** To be done **
Pull every line with the word "smiling" out of the entries below.

(Stored entries)
····················
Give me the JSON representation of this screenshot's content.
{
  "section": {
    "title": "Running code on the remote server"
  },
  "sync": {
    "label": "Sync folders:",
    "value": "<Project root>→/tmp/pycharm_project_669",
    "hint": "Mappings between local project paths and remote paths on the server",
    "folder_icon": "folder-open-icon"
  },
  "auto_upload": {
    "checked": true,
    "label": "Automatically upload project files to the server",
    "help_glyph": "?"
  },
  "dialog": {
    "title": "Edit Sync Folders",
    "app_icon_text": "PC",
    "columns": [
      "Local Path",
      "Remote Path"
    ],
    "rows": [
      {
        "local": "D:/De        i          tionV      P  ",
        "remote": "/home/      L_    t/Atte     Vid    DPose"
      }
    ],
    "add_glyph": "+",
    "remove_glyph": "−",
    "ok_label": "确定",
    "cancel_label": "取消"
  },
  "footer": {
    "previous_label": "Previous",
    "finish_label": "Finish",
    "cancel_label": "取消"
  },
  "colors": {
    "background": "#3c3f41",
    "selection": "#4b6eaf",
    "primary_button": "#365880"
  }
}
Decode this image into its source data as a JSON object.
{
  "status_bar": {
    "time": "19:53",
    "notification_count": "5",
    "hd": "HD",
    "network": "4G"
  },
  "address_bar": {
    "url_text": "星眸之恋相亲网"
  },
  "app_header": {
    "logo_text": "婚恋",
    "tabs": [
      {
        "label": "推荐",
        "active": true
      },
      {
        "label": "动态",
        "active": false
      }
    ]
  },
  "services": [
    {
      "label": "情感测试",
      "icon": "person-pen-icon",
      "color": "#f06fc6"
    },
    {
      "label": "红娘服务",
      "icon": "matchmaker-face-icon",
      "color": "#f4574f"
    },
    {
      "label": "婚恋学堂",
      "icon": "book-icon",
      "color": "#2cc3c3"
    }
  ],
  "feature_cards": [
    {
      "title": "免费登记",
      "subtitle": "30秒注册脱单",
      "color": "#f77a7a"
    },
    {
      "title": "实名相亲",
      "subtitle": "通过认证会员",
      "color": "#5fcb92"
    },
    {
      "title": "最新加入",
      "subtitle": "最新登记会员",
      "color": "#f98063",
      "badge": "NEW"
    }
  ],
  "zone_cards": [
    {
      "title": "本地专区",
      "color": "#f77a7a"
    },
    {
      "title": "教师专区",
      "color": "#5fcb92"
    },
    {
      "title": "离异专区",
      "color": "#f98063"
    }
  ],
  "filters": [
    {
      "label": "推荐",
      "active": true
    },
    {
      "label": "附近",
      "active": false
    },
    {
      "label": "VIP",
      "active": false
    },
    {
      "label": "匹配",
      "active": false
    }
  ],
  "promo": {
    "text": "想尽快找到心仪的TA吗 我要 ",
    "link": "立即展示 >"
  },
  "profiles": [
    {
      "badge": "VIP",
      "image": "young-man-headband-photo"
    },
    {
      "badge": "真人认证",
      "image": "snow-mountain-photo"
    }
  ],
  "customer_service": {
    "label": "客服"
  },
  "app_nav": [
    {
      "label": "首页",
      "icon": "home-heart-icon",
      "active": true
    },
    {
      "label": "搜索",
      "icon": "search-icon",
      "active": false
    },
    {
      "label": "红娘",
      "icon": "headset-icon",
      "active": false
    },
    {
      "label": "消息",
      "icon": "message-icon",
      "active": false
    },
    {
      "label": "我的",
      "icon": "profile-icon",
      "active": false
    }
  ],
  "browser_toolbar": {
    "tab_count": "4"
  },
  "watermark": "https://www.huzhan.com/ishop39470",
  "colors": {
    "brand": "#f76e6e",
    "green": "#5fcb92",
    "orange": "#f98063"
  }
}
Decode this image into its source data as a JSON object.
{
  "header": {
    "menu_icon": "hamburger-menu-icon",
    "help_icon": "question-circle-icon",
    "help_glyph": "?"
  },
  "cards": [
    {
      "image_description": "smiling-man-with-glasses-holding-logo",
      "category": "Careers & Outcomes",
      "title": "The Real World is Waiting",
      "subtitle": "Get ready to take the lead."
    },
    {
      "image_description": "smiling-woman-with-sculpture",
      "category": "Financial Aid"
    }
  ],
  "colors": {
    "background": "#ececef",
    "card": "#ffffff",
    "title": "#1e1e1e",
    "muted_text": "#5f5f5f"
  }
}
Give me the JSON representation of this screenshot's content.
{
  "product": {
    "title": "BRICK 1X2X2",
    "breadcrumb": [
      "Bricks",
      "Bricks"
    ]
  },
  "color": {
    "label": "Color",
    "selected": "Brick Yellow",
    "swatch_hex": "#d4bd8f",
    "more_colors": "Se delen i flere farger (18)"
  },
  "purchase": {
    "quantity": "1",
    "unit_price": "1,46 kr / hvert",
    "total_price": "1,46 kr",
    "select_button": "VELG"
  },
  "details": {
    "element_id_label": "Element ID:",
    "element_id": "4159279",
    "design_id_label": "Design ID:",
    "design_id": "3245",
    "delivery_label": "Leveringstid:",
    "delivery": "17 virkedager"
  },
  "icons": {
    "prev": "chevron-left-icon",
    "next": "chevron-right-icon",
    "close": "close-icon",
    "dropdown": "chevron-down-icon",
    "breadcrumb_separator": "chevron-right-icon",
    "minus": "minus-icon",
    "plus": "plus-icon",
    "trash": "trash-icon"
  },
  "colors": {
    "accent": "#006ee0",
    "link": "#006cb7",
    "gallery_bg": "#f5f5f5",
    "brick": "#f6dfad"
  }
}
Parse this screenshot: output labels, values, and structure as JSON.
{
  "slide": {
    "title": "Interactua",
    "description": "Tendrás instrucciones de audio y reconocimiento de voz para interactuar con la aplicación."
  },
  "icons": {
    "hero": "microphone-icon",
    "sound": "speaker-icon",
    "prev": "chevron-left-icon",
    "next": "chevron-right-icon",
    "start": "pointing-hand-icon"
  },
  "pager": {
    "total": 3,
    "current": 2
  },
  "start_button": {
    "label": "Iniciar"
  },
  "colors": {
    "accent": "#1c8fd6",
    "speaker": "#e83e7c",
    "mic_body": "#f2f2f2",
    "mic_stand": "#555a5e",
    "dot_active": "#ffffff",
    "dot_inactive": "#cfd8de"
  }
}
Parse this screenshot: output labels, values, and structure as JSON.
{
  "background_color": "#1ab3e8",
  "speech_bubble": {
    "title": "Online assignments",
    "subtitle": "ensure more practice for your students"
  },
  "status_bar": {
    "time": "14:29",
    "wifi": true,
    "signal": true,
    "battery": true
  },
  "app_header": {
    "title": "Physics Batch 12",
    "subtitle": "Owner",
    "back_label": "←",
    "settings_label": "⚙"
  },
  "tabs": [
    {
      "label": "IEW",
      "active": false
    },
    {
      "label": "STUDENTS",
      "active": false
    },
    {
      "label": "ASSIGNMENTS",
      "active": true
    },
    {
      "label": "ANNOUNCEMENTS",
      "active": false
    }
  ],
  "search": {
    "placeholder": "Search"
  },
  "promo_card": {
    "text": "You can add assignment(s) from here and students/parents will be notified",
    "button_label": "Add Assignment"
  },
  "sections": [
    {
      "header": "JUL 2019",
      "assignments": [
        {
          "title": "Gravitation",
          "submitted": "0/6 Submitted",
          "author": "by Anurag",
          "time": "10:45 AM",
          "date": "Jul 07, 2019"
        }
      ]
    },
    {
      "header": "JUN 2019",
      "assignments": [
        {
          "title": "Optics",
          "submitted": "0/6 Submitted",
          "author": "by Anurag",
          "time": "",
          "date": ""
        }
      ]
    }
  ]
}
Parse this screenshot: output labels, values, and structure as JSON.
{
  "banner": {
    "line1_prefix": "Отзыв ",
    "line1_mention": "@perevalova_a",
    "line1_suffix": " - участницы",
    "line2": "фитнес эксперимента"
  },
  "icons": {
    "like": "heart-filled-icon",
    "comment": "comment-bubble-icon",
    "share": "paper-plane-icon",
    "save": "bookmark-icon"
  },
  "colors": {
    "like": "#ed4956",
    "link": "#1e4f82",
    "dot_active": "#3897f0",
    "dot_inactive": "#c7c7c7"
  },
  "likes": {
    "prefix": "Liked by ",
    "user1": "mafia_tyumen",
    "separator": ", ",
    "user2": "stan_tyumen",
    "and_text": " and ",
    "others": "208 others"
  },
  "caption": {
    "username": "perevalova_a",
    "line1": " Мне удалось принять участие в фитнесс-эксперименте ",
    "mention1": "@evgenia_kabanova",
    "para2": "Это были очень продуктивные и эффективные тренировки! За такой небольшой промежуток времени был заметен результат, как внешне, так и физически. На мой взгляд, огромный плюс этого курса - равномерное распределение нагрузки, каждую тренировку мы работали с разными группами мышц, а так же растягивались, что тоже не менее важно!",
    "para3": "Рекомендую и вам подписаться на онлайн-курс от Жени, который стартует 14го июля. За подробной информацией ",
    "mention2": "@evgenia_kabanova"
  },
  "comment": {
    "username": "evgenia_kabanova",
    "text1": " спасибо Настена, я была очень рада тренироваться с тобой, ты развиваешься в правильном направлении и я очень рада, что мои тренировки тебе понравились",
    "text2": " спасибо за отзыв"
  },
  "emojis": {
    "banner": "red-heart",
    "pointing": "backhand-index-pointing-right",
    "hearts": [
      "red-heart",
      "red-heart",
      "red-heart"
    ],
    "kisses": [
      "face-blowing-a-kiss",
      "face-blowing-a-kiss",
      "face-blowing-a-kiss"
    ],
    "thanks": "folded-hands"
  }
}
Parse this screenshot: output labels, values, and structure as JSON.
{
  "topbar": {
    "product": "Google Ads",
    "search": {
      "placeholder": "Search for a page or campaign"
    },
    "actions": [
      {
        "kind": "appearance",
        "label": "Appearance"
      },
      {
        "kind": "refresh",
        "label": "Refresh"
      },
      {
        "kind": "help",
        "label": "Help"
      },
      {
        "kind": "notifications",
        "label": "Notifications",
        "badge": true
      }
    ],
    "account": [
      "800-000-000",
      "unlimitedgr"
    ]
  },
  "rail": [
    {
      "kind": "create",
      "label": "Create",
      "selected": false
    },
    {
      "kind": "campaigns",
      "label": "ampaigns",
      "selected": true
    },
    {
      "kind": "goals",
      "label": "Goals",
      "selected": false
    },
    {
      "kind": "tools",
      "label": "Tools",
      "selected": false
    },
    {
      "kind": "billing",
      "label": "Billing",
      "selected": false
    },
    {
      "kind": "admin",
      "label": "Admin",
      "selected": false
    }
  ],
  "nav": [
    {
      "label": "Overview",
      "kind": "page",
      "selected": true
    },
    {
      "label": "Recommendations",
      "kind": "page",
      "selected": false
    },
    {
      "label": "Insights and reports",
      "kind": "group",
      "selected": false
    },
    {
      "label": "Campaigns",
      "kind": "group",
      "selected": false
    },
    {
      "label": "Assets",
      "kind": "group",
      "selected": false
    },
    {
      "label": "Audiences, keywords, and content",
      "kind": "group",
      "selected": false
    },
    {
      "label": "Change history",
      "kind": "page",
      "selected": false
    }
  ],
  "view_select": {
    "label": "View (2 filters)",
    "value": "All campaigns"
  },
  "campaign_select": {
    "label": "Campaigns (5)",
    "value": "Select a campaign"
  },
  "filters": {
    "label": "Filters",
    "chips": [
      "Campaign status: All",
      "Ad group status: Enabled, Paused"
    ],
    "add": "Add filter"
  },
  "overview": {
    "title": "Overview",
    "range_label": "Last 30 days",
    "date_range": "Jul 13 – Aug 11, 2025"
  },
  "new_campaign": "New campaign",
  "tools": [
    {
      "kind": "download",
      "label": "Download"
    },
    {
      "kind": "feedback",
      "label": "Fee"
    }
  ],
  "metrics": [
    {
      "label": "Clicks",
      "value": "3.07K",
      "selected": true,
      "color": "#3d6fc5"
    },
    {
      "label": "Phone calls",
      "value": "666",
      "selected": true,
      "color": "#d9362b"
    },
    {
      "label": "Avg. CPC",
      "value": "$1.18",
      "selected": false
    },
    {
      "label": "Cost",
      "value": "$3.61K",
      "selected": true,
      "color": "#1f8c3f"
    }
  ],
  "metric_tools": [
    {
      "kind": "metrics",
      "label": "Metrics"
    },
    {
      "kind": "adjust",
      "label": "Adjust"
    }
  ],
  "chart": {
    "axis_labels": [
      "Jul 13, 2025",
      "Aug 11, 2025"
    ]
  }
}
····················
** The reply **
      "image_description": "smiling-man-with-glasses-holding-logo",
      "image_description": "smiling-woman-with-sculpture",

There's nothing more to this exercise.